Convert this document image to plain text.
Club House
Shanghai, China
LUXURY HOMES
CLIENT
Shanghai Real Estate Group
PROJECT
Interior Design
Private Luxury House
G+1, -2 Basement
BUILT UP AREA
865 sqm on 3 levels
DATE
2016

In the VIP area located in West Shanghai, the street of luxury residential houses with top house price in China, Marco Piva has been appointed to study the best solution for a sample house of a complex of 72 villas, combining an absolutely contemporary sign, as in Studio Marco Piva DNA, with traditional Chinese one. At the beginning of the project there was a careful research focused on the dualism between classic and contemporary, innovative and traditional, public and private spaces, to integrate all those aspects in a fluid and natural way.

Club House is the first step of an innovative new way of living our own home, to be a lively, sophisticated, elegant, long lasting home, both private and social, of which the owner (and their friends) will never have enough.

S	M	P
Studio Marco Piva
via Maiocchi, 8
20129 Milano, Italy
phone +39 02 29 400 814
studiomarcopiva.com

--*--

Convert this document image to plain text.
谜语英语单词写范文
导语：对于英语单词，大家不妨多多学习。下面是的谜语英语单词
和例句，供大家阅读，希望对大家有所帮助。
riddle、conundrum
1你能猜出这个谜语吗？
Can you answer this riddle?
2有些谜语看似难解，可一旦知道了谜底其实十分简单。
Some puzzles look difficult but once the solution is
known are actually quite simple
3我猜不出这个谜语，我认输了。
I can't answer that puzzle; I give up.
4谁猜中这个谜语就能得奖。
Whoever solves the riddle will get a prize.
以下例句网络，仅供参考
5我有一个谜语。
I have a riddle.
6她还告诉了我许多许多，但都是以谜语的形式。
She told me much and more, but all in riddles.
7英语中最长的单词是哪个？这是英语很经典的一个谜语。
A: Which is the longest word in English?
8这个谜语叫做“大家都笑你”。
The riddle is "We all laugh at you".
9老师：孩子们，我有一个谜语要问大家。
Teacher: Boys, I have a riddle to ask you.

--*--

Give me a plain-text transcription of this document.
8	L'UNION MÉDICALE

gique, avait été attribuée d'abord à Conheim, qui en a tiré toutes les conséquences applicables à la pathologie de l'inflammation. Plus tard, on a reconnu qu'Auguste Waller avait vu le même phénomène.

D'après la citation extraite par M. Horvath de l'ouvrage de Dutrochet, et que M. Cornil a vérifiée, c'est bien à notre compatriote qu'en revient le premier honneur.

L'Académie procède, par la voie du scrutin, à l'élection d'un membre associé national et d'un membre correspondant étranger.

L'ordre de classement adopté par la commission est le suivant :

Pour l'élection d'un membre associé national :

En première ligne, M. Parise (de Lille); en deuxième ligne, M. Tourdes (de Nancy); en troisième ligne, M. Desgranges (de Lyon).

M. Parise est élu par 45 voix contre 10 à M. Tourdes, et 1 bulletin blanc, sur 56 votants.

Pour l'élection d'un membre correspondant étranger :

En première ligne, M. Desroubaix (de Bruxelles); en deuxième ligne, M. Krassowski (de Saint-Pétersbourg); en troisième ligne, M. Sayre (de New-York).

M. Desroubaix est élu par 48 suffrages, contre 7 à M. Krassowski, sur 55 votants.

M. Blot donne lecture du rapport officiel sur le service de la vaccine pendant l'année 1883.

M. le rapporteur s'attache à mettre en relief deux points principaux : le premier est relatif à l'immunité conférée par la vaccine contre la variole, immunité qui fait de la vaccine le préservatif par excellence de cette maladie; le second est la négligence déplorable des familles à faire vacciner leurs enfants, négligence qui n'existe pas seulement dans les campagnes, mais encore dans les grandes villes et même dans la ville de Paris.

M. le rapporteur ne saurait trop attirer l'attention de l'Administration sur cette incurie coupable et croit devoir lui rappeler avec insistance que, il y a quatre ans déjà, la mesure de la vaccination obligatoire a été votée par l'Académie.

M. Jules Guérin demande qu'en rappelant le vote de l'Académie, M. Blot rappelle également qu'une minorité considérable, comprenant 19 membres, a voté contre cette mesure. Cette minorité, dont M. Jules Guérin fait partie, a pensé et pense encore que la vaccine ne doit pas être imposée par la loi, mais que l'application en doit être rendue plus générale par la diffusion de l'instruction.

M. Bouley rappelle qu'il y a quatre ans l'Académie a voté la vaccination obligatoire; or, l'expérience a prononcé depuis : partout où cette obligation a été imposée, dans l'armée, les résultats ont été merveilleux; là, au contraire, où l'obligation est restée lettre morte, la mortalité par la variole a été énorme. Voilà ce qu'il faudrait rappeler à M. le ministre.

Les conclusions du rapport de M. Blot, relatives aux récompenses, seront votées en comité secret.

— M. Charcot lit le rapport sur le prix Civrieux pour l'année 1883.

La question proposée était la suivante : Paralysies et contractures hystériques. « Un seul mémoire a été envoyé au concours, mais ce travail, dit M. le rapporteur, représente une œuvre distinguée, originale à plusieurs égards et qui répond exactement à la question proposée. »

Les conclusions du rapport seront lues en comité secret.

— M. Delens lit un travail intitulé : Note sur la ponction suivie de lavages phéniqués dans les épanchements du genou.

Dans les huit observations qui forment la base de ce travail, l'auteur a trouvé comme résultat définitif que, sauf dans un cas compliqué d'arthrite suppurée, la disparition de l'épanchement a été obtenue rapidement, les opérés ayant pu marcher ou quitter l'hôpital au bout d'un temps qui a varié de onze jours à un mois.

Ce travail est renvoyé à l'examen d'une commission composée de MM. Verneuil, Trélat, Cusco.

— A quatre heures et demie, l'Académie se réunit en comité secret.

--*--

▸ **TASK TO CARRY OUT**
From the records above, pull out every line containing the word "Club".

▸ **COMPLETED TASK**
Club House
Club House is the first step of an innovative new way of living our own home, to be a lively, sophisticated, elegant, long lasting home, both private and social, of which the owner (and their friends) will never have enough.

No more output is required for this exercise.